Requirement:
Every record below is to be retyped exactly.
[START OF Excerpted records]
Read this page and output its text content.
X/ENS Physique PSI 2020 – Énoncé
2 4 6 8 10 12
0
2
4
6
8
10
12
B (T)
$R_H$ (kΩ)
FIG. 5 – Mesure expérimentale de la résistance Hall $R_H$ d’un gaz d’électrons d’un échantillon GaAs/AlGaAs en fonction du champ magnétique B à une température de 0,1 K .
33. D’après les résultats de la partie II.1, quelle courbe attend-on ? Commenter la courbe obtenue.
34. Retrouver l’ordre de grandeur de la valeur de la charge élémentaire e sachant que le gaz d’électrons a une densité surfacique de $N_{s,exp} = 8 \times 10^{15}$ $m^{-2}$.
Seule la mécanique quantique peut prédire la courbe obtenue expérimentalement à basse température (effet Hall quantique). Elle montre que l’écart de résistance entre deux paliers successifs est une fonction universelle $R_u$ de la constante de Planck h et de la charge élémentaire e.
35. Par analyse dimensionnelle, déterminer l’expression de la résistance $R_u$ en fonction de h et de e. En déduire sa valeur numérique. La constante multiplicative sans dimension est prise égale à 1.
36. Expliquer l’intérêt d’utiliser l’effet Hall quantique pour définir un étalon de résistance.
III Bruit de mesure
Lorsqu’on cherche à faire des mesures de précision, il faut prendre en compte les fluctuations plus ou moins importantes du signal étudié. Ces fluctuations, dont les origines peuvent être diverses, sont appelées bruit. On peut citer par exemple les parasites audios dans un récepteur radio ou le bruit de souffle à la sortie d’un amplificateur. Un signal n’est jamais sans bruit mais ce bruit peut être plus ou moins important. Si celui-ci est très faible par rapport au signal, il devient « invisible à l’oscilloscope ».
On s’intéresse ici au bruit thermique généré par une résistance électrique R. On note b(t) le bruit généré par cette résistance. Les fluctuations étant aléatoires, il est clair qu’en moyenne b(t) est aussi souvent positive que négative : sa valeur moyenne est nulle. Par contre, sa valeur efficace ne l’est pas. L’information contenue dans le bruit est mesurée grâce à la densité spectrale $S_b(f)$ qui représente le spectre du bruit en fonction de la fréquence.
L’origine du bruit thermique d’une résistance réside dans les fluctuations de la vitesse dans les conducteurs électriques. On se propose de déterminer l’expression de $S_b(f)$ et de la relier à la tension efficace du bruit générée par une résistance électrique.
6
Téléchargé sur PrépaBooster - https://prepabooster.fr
[END OF Excerpted records]
Exercise output:
Read this page and output its text content.
X/ENS Physique PSI 2020 – Énoncé
2 4 6 8 10 12
0
2
4
6
8
10
12
B (T)
$R_H$ (kΩ)
FIG. 5 – Mesure expérimentale de la résistance Hall $R_H$ d’un gaz d’électrons d’un échantillon GaAs/AlGaAs en fonction du champ magnétique B à une température de 0,1 K .
33. D’après les résultats de la partie II.1, quelle courbe attend-on ? Commenter la courbe obtenue.
34. Retrouver l’ordre de grandeur de la valeur de la charge élémentaire e sachant que le gaz d’électrons a une densité surfacique de $N_{s,exp} = 8 \times 10^{15}$ $m^{-2}$.
Seule la mécanique quantique peut prédire la courbe obtenue expérimentalement à basse température (effet Hall quantique). Elle montre que l’écart de résistance entre deux paliers successifs est une fonction universelle $R_u$ de la constante de Planck h et de la charge élémentaire e.
35. Par analyse dimensionnelle, déterminer l’expression de la résistance $R_u$ en fonction de h et de e. En déduire sa valeur numérique. La constante multiplicative sans dimension est prise égale à 1.
36. Expliquer l’intérêt d’utiliser l’effet Hall quantique pour définir un étalon de résistance.
III Bruit de mesure
Lorsqu’on cherche à faire des mesures de précision, il faut prendre en compte les fluctuations plus ou moins importantes du signal étudié. Ces fluctuations, dont les origines peuvent être diverses, sont appelées bruit. On peut citer par exemple les parasites audios dans un récepteur radio ou le bruit de souffle à la sortie d’un amplificateur. Un signal n’est jamais sans bruit mais ce bruit peut être plus ou moins important. Si celui-ci est très faible par rapport au signal, il devient « invisible à l’oscilloscope ».
On s’intéresse ici au bruit thermique généré par une résistance électrique R. On note b(t) le bruit généré par cette résistance. Les fluctuations étant aléatoires, il est clair qu’en moyenne b(t) est aussi souvent positive que négative : sa valeur moyenne est nulle. Par contre, sa valeur efficace ne l’est pas. L’information contenue dans le bruit est mesurée grâce à la densité spectrale $S_b(f)$ qui représente le spectre du bruit en fonction de la fréquence.
L’origine du bruit thermique d’une résistance réside dans les fluctuations de la vitesse dans les conducteurs électriques. On se propose de déterminer l’expression de $S_b(f)$ et de la relier à la tension efficace du bruit générée par une résistance électrique.
6
Téléchargé sur PrépaBooster - https://prepabooster.fr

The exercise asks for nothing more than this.